### Task statement
Pull every line containing "dans" out of the material below.

### Given records
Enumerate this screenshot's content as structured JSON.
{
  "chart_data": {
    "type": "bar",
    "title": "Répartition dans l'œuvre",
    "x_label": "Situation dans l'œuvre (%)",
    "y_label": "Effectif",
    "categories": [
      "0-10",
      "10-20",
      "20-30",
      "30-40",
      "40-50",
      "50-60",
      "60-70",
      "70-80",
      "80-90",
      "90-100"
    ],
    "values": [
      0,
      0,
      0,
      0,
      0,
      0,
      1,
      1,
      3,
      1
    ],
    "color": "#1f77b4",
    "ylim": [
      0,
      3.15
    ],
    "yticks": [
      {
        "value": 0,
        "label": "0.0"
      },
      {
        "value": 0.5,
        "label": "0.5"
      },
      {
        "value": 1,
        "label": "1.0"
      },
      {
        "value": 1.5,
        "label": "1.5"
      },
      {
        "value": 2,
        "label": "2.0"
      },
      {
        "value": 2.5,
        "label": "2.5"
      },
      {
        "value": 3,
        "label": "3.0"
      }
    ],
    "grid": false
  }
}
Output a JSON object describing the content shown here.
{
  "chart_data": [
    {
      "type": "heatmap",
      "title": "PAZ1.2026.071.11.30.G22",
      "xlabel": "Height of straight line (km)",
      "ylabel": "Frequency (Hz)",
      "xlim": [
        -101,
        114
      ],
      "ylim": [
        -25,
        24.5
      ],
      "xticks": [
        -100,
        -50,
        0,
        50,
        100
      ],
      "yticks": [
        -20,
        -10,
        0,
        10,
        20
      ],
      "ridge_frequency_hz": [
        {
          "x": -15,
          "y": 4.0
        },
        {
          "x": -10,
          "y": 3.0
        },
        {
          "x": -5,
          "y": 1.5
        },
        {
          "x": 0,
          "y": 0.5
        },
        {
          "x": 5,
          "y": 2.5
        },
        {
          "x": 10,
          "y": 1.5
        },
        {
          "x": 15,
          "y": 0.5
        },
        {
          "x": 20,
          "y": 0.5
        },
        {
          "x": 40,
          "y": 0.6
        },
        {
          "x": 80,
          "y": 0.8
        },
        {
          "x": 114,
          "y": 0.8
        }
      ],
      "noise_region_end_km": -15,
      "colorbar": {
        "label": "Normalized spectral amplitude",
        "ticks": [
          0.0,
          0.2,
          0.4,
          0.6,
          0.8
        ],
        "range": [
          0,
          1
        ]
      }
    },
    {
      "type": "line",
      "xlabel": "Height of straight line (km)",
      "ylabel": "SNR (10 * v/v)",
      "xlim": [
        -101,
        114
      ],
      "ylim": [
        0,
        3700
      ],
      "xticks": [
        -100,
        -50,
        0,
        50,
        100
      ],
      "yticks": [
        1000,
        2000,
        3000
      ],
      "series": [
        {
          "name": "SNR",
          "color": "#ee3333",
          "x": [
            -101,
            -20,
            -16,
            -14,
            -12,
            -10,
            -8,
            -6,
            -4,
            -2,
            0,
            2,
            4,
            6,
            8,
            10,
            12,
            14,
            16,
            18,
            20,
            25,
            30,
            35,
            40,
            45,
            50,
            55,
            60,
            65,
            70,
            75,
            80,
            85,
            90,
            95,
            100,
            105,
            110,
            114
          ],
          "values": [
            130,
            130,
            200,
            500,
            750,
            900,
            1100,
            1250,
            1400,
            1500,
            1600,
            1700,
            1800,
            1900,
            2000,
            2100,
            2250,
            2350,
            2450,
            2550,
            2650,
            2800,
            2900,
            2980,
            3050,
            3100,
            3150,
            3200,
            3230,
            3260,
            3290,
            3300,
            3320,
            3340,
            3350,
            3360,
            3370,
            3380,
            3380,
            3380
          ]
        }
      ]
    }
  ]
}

### Result of the exercise
    "title": "Répartition dans l'œuvre",
    "x_label": "Situation dans l'œuvre (%)",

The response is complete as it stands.